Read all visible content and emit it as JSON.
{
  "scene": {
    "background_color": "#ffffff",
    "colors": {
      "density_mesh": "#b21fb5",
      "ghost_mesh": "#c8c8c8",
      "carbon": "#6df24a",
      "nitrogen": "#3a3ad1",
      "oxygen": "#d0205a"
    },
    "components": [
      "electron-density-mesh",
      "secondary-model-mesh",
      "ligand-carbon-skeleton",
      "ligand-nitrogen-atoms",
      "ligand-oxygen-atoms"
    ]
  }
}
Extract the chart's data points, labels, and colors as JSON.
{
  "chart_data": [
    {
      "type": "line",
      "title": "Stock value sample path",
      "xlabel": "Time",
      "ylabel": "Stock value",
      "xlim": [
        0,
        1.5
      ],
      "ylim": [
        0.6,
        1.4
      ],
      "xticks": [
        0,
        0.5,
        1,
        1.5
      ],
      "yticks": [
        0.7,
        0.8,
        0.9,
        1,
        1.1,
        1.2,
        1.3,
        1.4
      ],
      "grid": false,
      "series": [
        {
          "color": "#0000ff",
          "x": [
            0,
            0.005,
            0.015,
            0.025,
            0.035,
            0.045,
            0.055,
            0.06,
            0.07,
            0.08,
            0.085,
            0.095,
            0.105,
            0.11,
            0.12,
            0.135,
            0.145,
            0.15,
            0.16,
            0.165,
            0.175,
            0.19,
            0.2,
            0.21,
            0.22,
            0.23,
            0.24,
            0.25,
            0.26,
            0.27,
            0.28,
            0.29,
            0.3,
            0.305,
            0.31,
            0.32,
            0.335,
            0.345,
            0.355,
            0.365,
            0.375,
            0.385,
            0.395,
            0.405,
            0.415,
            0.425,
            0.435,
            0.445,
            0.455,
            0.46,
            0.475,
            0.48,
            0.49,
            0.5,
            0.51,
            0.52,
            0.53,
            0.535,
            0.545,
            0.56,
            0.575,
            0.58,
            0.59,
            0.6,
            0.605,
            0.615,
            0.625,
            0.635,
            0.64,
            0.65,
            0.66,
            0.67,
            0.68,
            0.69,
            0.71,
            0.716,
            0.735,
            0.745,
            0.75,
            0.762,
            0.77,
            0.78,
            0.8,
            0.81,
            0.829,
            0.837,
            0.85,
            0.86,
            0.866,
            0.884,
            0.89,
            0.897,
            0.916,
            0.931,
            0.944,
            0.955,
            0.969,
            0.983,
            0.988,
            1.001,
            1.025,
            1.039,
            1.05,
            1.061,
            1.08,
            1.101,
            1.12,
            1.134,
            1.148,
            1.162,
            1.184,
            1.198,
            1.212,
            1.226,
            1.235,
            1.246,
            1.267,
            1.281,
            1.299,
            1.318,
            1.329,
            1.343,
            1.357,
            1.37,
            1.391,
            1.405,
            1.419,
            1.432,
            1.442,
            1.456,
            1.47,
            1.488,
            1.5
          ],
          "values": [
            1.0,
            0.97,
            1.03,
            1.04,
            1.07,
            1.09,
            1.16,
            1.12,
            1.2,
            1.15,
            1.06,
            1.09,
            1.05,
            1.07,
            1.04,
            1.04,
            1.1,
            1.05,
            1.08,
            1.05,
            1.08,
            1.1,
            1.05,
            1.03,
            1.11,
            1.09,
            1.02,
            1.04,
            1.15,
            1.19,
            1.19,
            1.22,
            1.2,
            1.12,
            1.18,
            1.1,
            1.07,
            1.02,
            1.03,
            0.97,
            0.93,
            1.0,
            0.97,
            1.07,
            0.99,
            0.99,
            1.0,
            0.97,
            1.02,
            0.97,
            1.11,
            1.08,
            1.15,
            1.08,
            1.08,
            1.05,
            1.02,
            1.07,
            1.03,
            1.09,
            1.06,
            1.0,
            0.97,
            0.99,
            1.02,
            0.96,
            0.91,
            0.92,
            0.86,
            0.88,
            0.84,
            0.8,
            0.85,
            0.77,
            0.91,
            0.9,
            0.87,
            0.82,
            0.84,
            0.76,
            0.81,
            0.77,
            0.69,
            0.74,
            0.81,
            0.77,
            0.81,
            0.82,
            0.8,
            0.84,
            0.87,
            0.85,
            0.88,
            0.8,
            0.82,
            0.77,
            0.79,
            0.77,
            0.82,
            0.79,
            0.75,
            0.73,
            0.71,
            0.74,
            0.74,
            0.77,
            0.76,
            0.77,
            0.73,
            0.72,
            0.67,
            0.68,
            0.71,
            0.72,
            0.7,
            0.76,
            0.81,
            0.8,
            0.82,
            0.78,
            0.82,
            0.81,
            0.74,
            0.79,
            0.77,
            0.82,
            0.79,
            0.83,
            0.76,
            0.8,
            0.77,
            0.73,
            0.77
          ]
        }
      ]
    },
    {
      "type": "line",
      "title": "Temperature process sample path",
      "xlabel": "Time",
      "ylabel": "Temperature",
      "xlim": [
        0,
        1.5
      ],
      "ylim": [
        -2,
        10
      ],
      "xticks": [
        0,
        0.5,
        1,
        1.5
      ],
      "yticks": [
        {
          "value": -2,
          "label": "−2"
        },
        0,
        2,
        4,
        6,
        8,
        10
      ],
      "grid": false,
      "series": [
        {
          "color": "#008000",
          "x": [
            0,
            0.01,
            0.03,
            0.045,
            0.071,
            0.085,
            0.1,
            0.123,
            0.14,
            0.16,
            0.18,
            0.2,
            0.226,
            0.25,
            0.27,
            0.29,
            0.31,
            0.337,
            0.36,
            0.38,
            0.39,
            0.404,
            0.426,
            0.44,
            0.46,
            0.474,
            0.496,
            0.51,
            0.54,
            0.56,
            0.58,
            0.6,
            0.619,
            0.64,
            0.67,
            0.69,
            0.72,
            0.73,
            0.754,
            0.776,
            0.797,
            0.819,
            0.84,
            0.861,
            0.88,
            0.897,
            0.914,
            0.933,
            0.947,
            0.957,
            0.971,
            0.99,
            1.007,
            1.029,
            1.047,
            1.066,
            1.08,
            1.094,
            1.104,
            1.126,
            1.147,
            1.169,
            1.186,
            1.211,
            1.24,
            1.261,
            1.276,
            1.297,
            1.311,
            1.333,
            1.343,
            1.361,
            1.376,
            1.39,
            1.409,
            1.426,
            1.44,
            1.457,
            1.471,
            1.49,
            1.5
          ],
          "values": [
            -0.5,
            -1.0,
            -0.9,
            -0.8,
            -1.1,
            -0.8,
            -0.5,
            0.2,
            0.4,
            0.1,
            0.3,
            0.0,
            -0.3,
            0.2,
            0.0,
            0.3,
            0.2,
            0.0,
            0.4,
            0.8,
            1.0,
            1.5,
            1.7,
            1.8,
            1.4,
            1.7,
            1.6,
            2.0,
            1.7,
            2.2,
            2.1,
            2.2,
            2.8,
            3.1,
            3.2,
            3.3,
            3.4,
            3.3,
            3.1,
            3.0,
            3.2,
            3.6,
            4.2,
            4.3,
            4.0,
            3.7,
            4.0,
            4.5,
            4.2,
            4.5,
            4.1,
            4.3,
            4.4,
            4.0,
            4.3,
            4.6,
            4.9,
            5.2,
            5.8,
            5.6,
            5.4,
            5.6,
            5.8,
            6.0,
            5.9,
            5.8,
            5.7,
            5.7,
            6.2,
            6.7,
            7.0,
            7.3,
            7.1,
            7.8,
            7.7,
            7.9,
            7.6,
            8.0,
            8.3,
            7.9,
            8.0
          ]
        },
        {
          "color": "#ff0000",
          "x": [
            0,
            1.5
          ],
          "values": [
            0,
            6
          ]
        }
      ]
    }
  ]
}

• • • • •

> _Description of the task_:
Every line above should be retyped exactly as given.

> _Answer to the problem_:
Read all visible content and emit it as JSON.
{
  "scene": {
    "background_color": "#ffffff",
    "colors": {
      "density_mesh": "#b21fb5",
      "ghost_mesh": "#c8c8c8",
      "carbon": "#6df24a",
      "nitrogen": "#3a3ad1",
      "oxygen": "#d0205a"
    },
    "components": [
      "electron-density-mesh",
      "secondary-model-mesh",
      "ligand-carbon-skeleton",
      "ligand-nitrogen-atoms",
      "ligand-oxygen-atoms"
    ]
  }
}
Extract the chart's data points, labels, and colors as JSON.
{
  "chart_data": [
    {
      "type": "line",
      "title": "Stock value sample path",
      "xlabel": "Time",
      "ylabel": "Stock value",
      "xlim": [
        0,
        1.5
      ],
      "ylim": [
        0.6,
        1.4
      ],
      "xticks": [
        0,
        0.5,
        1,
        1.5
      ],
      "yticks": [
        0.7,
        0.8,
        0.9,
        1,
        1.1,
        1.2,
        1.3,
        1.4
      ],
      "grid": false,
      "series": [
        {
          "color": "#0000ff",
          "x": [
            0,
            0.005,
            0.015,
            0.025,
            0.035,
            0.045,
            0.055,
            0.06,
            0.07,
            0.08,
            0.085,
            0.095,
            0.105,
            0.11,
            0.12,
            0.135,
            0.145,
            0.15,
            0.16,
            0.165,
            0.175,
            0.19,
            0.2,
            0.21,
            0.22,
            0.23,
            0.24,
            0.25,
            0.26,
            0.27,
            0.28,
            0.29,
            0.3,
            0.305,
            0.31,
            0.32,
            0.335,
            0.345,
            0.355,
            0.365,
            0.375,
            0.385,
            0.395,
            0.405,
            0.415,
            0.425,
            0.435,
            0.445,
            0.455,
            0.46,
            0.475,
            0.48,
            0.49,
            0.5,
            0.51,
            0.52,
            0.53,
            0.535,
            0.545,
            0.56,
            0.575,
            0.58,
            0.59,
            0.6,
            0.605,
            0.615,
            0.625,
            0.635,
            0.64,
            0.65,
            0.66,
            0.67,
            0.68,
            0.69,
            0.71,
            0.716,
            0.735,
            0.745,
            0.75,
            0.762,
            0.77,
            0.78,
            0.8,
            0.81,
            0.829,
            0.837,
            0.85,
            0.86,
            0.866,
            0.884,
            0.89,
            0.897,
            0.916,
            0.931,
            0.944,
            0.955,
            0.969,
            0.983,
            0.988,
            1.001,
            1.025,
            1.039,
            1.05,
            1.061,
            1.08,
            1.101,
            1.12,
            1.134,
            1.148,
            1.162,
            1.184,
            1.198,
            1.212,
            1.226,
            1.235,
            1.246,
            1.267,
            1.281,
            1.299,
            1.318,
            1.329,
            1.343,
            1.357,
            1.37,
            1.391,
            1.405,
            1.419,
            1.432,
            1.442,
            1.456,
            1.47,
            1.488,
            1.5
          ],
          "values": [
            1.0,
            0.97,
            1.03,
            1.04,
            1.07,
            1.09,
            1.16,
            1.12,
            1.2,
            1.15,
            1.06,
            1.09,
            1.05,
            1.07,
            1.04,
            1.04,
            1.1,
            1.05,
            1.08,
            1.05,
            1.08,
            1.1,
            1.05,
            1.03,
            1.11,
            1.09,
            1.02,
            1.04,
            1.15,
            1.19,
            1.19,
            1.22,
            1.2,
            1.12,
            1.18,
            1.1,
            1.07,
            1.02,
            1.03,
            0.97,
            0.93,
            1.0,
            0.97,
            1.07,
            0.99,
            0.99,
            1.0,
            0.97,
            1.02,
            0.97,
            1.11,
            1.08,
            1.15,
            1.08,
            1.08,
            1.05,
            1.02,
            1.07,
            1.03,
            1.09,
            1.06,
            1.0,
            0.97,
            0.99,
            1.02,
            0.96,
            0.91,
            0.92,
            0.86,
            0.88,
            0.84,
            0.8,
            0.85,
            0.77,
            0.91,
            0.9,
            0.87,
            0.82,
            0.84,
            0.76,
            0.81,
            0.77,
            0.69,
            0.74,
            0.81,
            0.77,
            0.81,
            0.82,
            0.8,
            0.84,
            0.87,
            0.85,
            0.88,
            0.8,
            0.82,
            0.77,
            0.79,
            0.77,
            0.82,
            0.79,
            0.75,
            0.73,
            0.71,
            0.74,
            0.74,
            0.77,
            0.76,
            0.77,
            0.73,
            0.72,
            0.67,
            0.68,
            0.71,
            0.72,
            0.7,
            0.76,
            0.81,
            0.8,
            0.82,
            0.78,
            0.82,
            0.81,
            0.74,
            0.79,
            0.77,
            0.82,
            0.79,
            0.83,
            0.76,
            0.8,
            0.77,
            0.73,
            0.77
          ]
        }
      ]
    },
    {
      "type": "line",
      "title": "Temperature process sample path",
      "xlabel": "Time",
      "ylabel": "Temperature",
      "xlim": [
        0,
        1.5
      ],
      "ylim": [
        -2,
        10
      ],
      "xticks": [
        0,
        0.5,
        1,
        1.5
      ],
      "yticks": [
        {
          "value": -2,
          "label": "−2"
        },
        0,
        2,
        4,
        6,
        8,
        10
      ],
      "grid": false,
      "series": [
        {
          "color": "#008000",
          "x": [
            0,
            0.01,
            0.03,
            0.045,
            0.071,
            0.085,
            0.1,
            0.123,
            0.14,
            0.16,
            0.18,
            0.2,
            0.226,
            0.25,
            0.27,
            0.29,
            0.31,
            0.337,
            0.36,
            0.38,
            0.39,
            0.404,
            0.426,
            0.44,
            0.46,
            0.474,
            0.496,
            0.51,
            0.54,
            0.56,
            0.58,
            0.6,
            0.619,
            0.64,
            0.67,
            0.69,
            0.72,
            0.73,
            0.754,
            0.776,
            0.797,
            0.819,
            0.84,
            0.861,
            0.88,
            0.897,
            0.914,
            0.933,
            0.947,
            0.957,
            0.971,
            0.99,
            1.007,
            1.029,
            1.047,
            1.066,
            1.08,
            1.094,
            1.104,
            1.126,
            1.147,
            1.169,
            1.186,
            1.211,
            1.24,
            1.261,
            1.276,
            1.297,
            1.311,
            1.333,
            1.343,
            1.361,
            1.376,
            1.39,
            1.409,
            1.426,
            1.44,
            1.457,
            1.471,
            1.49,
            1.5
          ],
          "values": [
            -0.5,
            -1.0,
            -0.9,
            -0.8,
            -1.1,
            -0.8,
            -0.5,
            0.2,
            0.4,
            0.1,
            0.3,
            0.0,
            -0.3,
            0.2,
            0.0,
            0.3,
            0.2,
            0.0,
            0.4,
            0.8,
            1.0,
            1.5,
            1.7,
            1.8,
            1.4,
            1.7,
            1.6,
            2.0,
            1.7,
            2.2,
            2.1,
            2.2,
            2.8,
            3.1,
            3.2,
            3.3,
            3.4,
            3.3,
            3.1,
            3.0,
            3.2,
            3.6,
            4.2,
            4.3,
            4.0,
            3.7,
            4.0,
            4.5,
            4.2,
            4.5,
            4.1,
            4.3,
            4.4,
            4.0,
            4.3,
            4.6,
            4.9,
            5.2,
            5.8,
            5.6,
            5.4,
            5.6,
            5.8,
            6.0,
            5.9,
            5.8,
            5.7,
            5.7,
            6.2,
            6.7,
            7.0,
            7.3,
            7.1,
            7.8,
            7.7,
            7.9,
            7.6,
            8.0,
            8.3,
            7.9,
            8.0
          ]
        },
        {
          "color": "#ff0000",
          "x": [
            0,
            1.5
          ],
          "values": [
            0,
            6
          ]
        }
      ]
    }
  ]
}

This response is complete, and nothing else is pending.